----- SUPPLIED DATA

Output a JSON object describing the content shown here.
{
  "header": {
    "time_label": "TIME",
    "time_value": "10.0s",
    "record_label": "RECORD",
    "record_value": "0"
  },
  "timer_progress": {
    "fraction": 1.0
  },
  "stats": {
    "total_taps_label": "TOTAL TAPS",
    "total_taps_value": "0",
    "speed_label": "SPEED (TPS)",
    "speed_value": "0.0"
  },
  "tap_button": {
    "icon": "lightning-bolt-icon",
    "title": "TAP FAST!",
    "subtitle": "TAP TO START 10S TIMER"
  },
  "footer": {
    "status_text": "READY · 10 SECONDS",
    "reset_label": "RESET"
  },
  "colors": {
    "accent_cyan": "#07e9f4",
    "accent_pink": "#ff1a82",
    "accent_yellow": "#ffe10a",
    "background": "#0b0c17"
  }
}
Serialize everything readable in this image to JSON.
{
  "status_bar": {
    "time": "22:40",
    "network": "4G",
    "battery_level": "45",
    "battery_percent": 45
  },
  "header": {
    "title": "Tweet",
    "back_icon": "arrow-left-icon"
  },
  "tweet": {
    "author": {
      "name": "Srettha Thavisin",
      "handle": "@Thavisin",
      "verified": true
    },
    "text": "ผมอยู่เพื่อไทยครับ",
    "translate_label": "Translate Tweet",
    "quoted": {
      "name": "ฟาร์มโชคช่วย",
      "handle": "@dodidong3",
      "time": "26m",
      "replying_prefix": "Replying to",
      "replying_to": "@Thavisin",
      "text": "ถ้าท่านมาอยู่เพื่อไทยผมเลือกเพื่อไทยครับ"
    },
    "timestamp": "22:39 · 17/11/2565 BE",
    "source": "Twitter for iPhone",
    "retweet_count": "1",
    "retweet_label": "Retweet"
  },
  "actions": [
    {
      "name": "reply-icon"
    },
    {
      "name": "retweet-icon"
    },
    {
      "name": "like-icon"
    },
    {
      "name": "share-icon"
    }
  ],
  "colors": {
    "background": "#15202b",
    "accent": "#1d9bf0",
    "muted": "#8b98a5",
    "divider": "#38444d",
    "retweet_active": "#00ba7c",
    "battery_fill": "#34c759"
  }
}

----------

**WHAT YOU NEED TO DO**:
All of the entries above need to be reproduced exactly.

**OUTPUT FOR THIS EXERCISE**:
Output a JSON object describing the content shown here.
{
  "header": {
    "time_label": "TIME",
    "time_value": "10.0s",
    "record_label": "RECORD",
    "record_value": "0"
  },
  "timer_progress": {
    "fraction": 1.0
  },
  "stats": {
    "total_taps_label": "TOTAL TAPS",
    "total_taps_value": "0",
    "speed_label": "SPEED (TPS)",
    "speed_value": "0.0"
  },
  "tap_button": {
    "icon": "lightning-bolt-icon",
    "title": "TAP FAST!",
    "subtitle": "TAP TO START 10S TIMER"
  },
  "footer": {
    "status_text": "READY · 10 SECONDS",
    "reset_label": "RESET"
  },
  "colors": {
    "accent_cyan": "#07e9f4",
    "accent_pink": "#ff1a82",
    "accent_yellow": "#ffe10a",
    "background": "#0b0c17"
  }
}
Serialize everything readable in this image to JSON.
{
  "status_bar": {
    "time": "22:40",
    "network": "4G",
    "battery_level": "45",
    "battery_percent": 45
  },
  "header": {
    "title": "Tweet",
    "back_icon": "arrow-left-icon"
  },
  "tweet": {
    "author": {
      "name": "Srettha Thavisin",
      "handle": "@Thavisin",
      "verified": true
    },
    "text": "ผมอยู่เพื่อไทยครับ",
    "translate_label": "Translate Tweet",
    "quoted": {
      "name": "ฟาร์มโชคช่วย",
      "handle": "@dodidong3",
      "time": "26m",
      "replying_prefix": "Replying to",
      "replying_to": "@Thavisin",
      "text": "ถ้าท่านมาอยู่เพื่อไทยผมเลือกเพื่อไทยครับ"
    },
    "timestamp": "22:39 · 17/11/2565 BE",
    "source": "Twitter for iPhone",
    "retweet_count": "1",
    "retweet_label": "Retweet"
  },
  "actions": [
    {
      "name": "reply-icon"
    },
    {
      "name": "retweet-icon"
    },
    {
      "name": "like-icon"
    },
    {
      "name": "share-icon"
    }
  ],
  "colors": {
    "background": "#15202b",
    "accent": "#1d9bf0",
    "muted": "#8b98a5",
    "divider": "#38444d",
    "retweet_active": "#00ba7c",
    "battery_fill": "#34c759"
  }
}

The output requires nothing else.